[START PROVIDED MATERIAL]

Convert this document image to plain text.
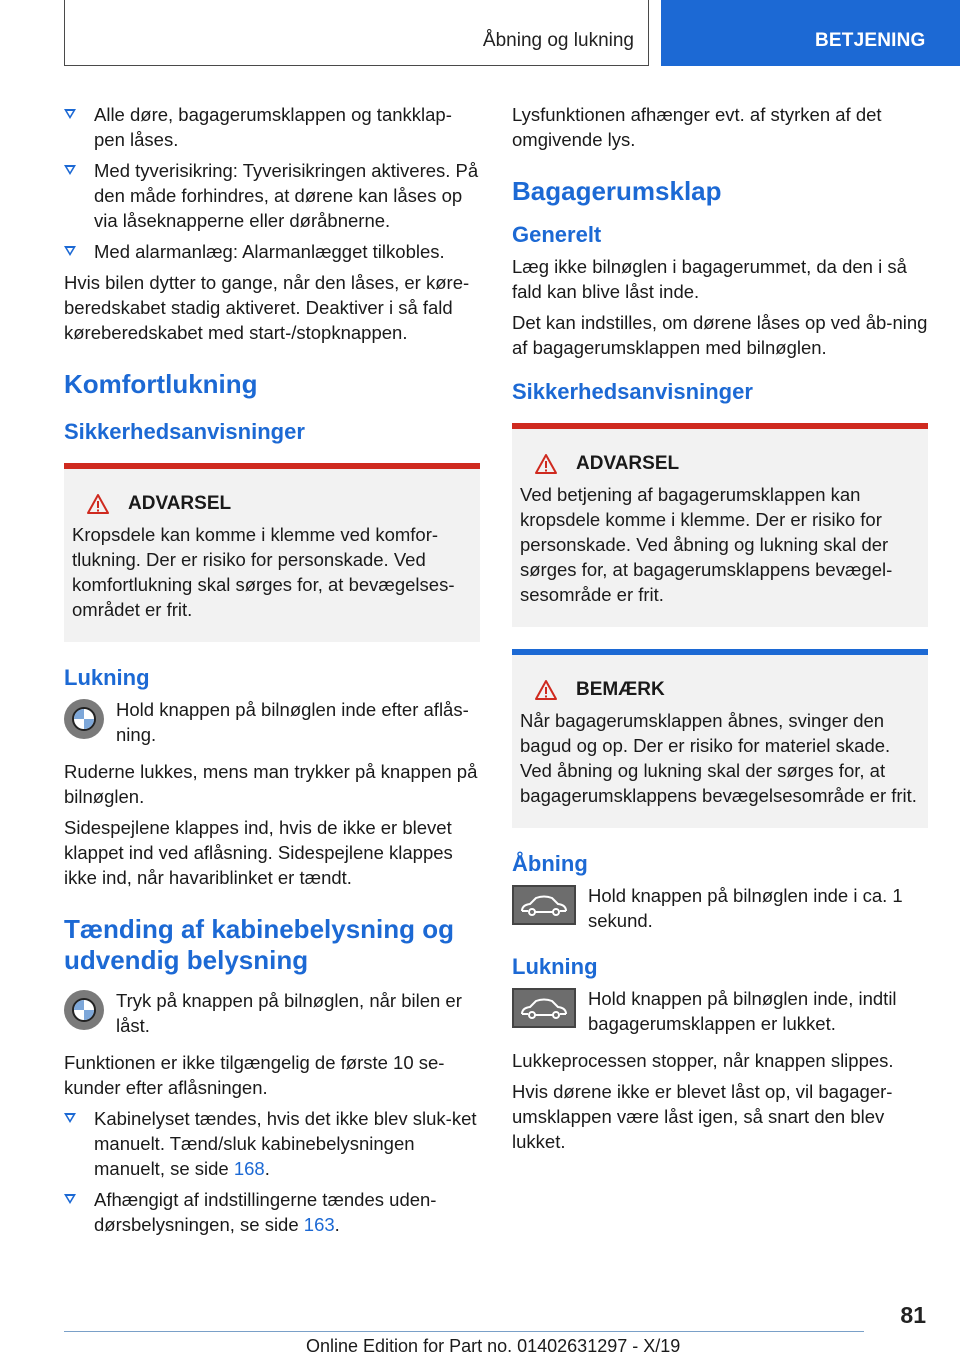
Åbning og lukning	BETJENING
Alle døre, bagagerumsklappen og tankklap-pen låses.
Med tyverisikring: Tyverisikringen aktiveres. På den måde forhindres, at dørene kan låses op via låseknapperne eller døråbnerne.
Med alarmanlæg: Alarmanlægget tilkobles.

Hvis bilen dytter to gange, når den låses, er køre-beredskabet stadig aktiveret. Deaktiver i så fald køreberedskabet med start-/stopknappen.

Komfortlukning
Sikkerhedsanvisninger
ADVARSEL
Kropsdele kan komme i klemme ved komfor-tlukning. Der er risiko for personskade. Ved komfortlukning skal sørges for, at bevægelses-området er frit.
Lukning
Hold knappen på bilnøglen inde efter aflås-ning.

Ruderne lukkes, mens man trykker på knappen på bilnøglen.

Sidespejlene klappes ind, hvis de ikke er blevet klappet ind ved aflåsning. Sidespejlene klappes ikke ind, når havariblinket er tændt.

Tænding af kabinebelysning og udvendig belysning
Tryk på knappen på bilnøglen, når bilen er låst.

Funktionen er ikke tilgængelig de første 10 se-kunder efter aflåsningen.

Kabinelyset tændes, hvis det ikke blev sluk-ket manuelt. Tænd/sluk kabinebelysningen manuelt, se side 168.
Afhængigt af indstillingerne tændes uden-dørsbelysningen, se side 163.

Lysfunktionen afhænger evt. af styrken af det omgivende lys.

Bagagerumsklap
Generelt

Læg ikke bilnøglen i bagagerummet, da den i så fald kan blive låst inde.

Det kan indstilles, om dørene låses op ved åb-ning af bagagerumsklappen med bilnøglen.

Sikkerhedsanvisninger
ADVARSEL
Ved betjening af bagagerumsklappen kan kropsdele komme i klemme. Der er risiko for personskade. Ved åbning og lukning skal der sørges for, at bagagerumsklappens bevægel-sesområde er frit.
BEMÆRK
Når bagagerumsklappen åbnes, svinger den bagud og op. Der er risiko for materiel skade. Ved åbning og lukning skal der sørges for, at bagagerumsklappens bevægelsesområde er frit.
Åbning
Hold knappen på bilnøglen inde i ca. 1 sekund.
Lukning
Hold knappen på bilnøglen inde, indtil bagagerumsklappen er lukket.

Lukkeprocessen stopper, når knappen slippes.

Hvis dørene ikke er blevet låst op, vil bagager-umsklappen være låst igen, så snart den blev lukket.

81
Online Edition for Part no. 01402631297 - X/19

[END PROVIDED MATERIAL]
[START PROVIDED MATERIAL]

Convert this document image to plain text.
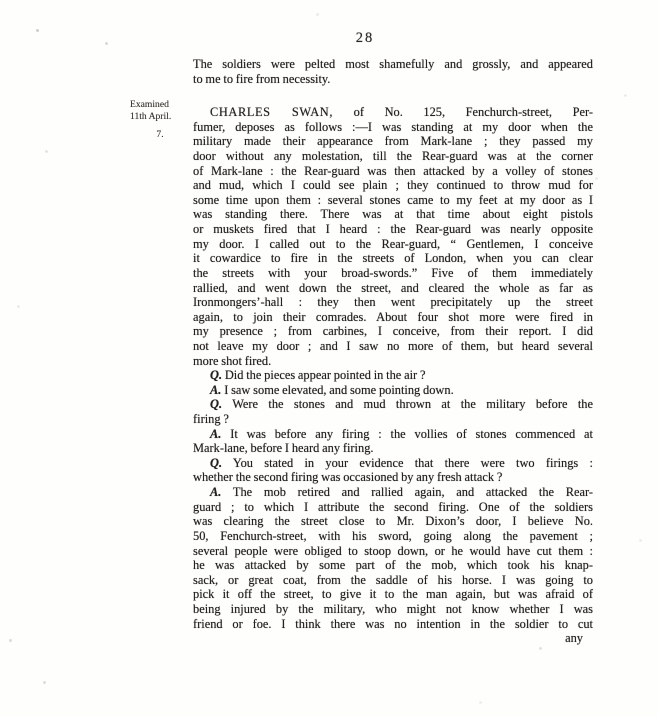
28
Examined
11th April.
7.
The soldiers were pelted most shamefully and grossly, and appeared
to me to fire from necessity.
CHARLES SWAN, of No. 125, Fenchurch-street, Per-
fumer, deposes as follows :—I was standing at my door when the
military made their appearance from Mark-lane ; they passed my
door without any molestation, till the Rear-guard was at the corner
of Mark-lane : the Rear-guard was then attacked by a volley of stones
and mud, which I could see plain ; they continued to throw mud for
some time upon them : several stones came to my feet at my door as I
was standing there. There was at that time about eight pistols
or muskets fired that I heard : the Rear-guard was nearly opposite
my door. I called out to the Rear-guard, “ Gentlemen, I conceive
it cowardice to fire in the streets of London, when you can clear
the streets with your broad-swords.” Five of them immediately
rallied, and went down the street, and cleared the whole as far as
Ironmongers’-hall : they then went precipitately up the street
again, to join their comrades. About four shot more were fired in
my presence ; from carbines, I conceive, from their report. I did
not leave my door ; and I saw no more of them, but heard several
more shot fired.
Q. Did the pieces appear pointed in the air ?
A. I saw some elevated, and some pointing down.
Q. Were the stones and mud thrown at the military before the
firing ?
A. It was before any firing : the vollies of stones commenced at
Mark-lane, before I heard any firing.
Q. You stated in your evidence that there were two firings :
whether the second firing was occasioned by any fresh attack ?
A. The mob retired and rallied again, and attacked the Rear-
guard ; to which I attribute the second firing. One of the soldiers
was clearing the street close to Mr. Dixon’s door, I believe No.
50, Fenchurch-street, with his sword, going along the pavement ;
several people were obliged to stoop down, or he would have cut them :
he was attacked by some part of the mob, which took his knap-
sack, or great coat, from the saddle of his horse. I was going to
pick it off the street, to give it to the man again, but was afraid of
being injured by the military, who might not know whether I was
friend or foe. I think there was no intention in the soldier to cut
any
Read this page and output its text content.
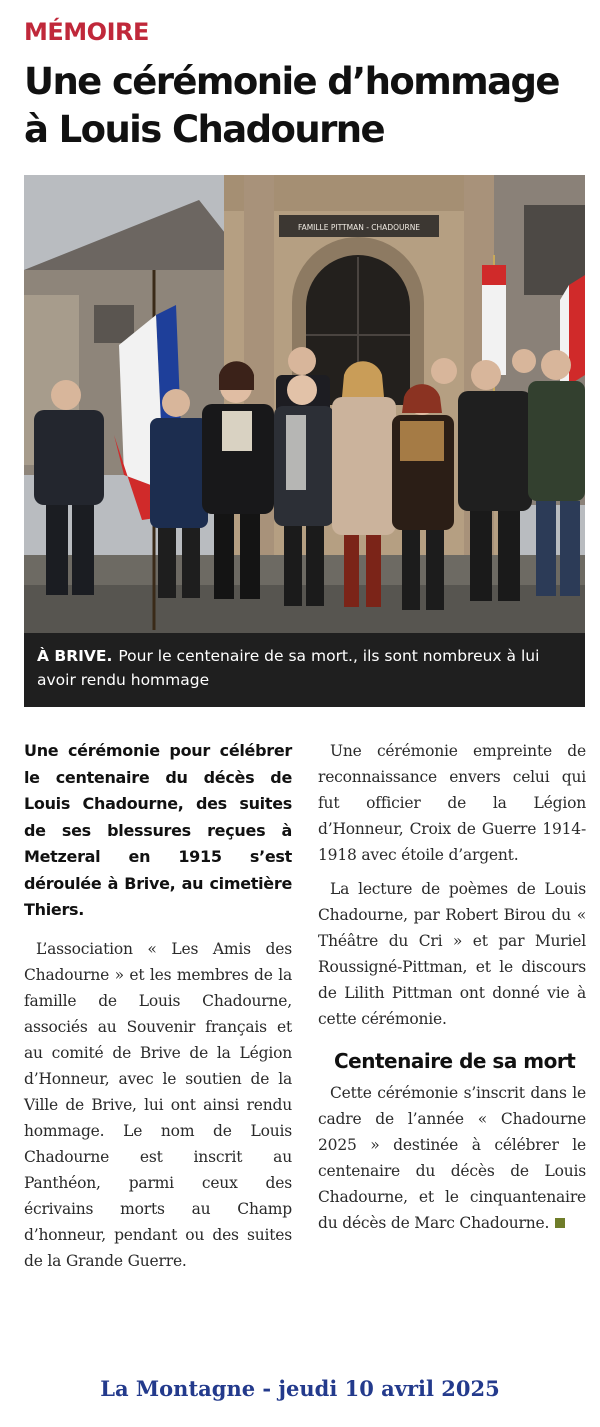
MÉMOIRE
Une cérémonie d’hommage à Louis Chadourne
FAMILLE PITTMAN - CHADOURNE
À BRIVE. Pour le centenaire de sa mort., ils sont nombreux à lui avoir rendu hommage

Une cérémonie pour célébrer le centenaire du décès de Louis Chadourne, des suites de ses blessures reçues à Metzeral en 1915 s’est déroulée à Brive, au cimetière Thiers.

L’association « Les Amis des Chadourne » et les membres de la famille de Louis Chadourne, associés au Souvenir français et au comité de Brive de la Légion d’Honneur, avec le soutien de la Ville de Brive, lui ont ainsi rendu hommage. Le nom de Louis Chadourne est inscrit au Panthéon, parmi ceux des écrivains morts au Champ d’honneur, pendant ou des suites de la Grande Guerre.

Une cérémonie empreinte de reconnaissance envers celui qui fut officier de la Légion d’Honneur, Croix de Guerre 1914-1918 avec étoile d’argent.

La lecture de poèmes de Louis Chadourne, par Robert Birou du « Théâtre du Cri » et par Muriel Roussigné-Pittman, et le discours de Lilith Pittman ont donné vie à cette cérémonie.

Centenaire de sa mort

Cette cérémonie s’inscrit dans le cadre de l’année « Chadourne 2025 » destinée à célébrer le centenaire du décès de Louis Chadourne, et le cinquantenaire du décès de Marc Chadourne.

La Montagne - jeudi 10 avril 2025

[END PROVIDED MATERIAL]
[START PROVIDED MATERIAL]

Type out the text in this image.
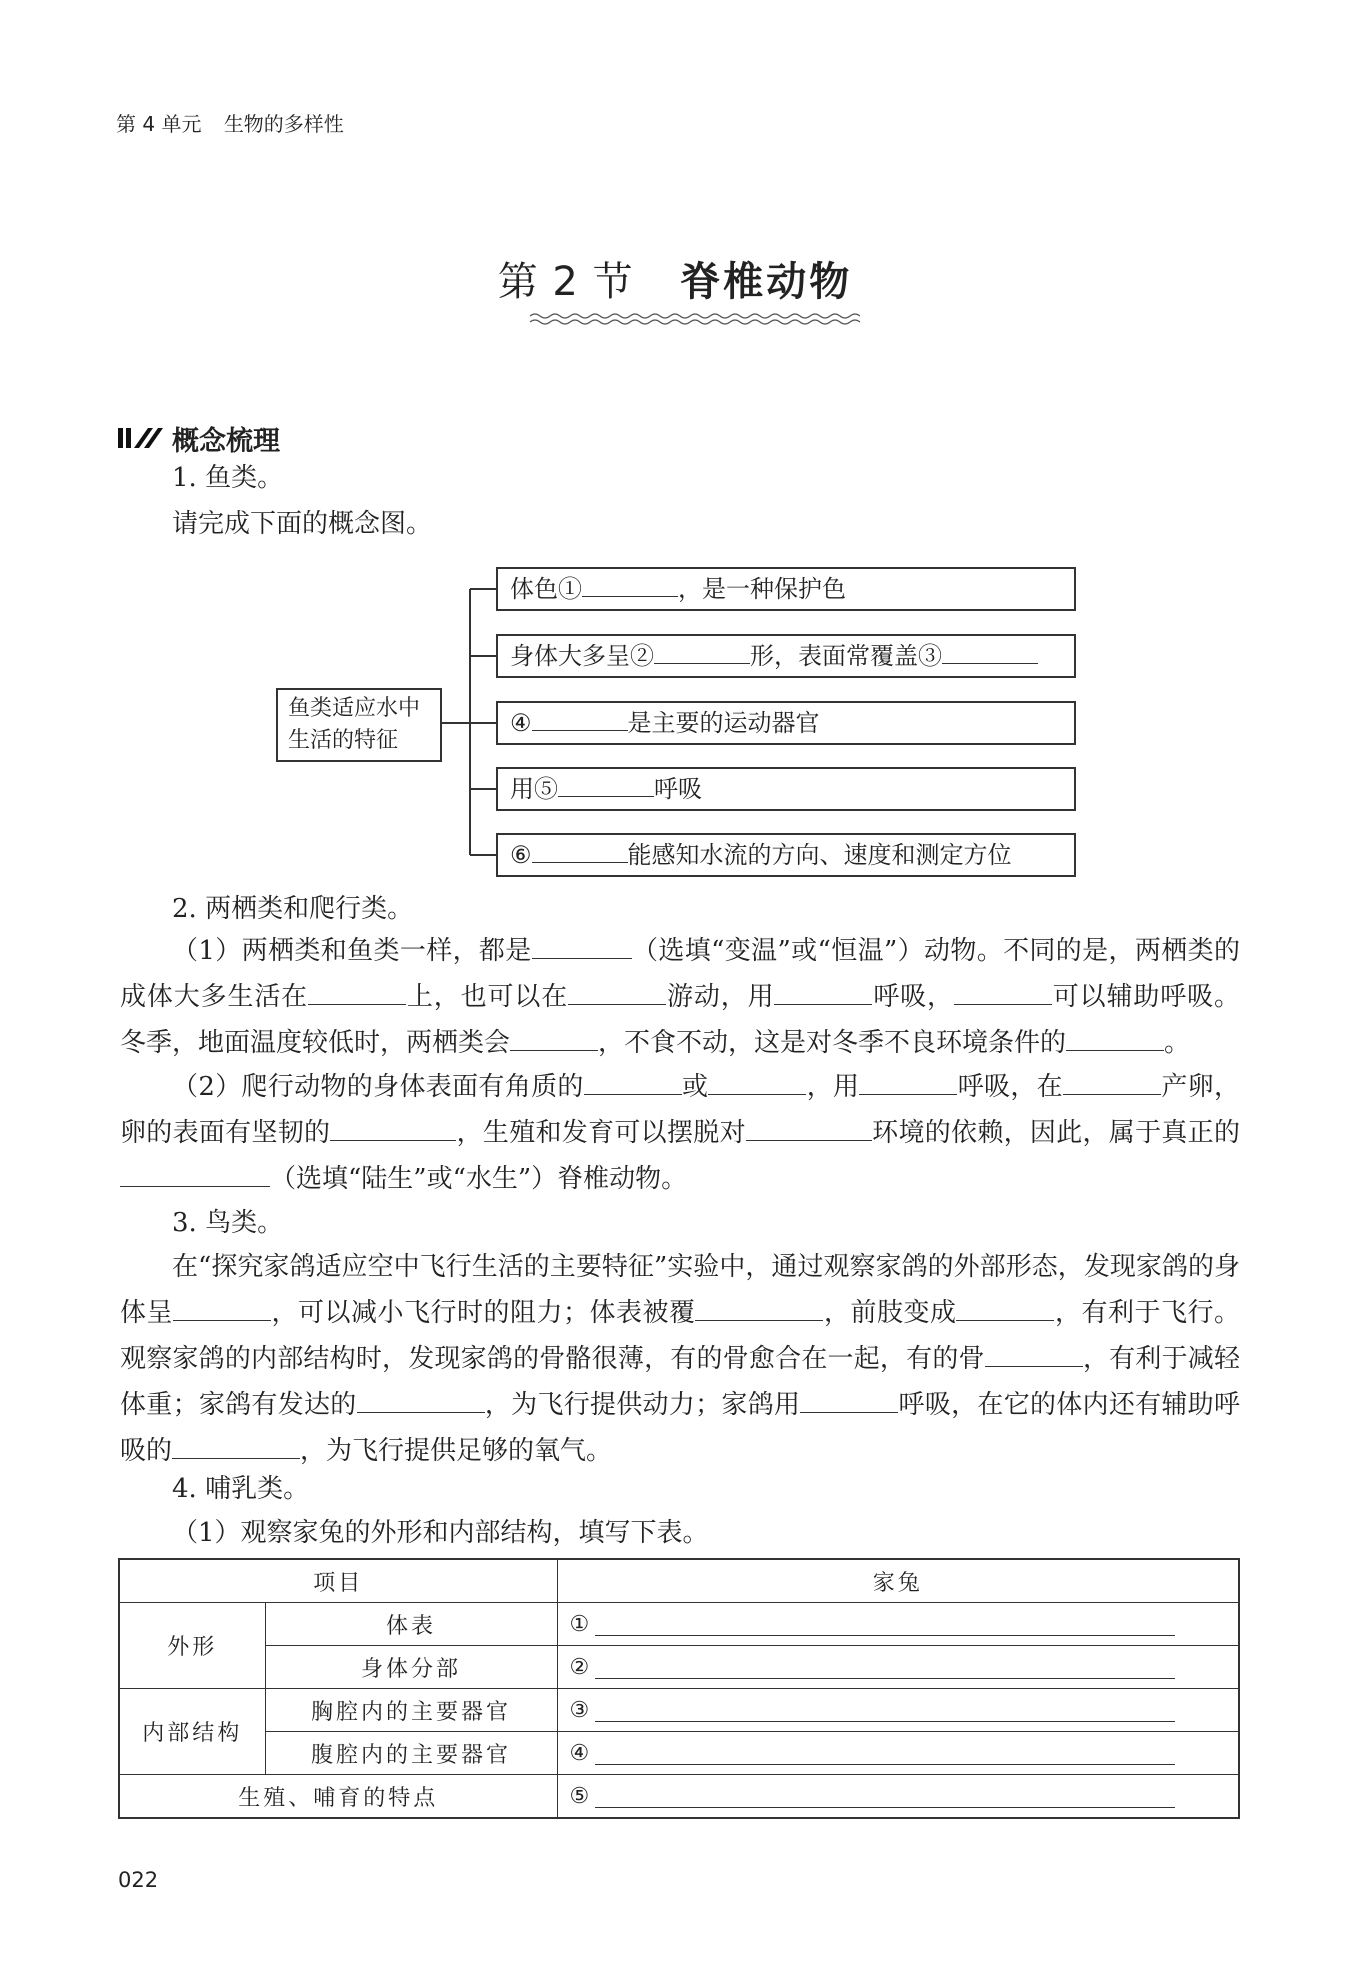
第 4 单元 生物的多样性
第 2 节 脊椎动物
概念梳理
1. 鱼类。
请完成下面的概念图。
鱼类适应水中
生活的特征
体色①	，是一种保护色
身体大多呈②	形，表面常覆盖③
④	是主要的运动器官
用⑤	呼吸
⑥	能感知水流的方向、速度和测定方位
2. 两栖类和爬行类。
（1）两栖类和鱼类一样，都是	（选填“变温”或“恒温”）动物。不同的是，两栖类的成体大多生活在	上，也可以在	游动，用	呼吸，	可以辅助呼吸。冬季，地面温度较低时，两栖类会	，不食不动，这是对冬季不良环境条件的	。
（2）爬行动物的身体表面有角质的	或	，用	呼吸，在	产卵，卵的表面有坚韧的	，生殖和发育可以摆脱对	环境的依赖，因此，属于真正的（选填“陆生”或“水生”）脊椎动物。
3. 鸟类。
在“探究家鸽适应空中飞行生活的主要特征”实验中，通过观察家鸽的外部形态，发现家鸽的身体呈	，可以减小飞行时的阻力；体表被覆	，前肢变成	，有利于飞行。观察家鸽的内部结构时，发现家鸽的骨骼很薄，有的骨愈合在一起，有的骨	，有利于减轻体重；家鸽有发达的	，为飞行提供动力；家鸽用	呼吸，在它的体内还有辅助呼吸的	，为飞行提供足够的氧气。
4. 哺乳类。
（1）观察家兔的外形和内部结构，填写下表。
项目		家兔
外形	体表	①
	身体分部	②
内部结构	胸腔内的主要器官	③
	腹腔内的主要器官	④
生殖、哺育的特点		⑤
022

[END PROVIDED MATERIAL]

▶ [GIVEN TASK]: Pick out the lines that have the word "komme". Copy them all.

▶ [EXPECTED OUTPUT]:
Kropsdele kan komme i klemme ved komfor-tlukning. Der er risiko for personskade. Ved komfortlukning skal sørges for, at bevægelses-området er frit.
Ved betjening af bagagerumsklappen kan kropsdele komme i klemme. Der er risiko for personskade. Ved åbning og lukning skal der sørges for, at bagagerumsklappens bevægel-sesområde er frit.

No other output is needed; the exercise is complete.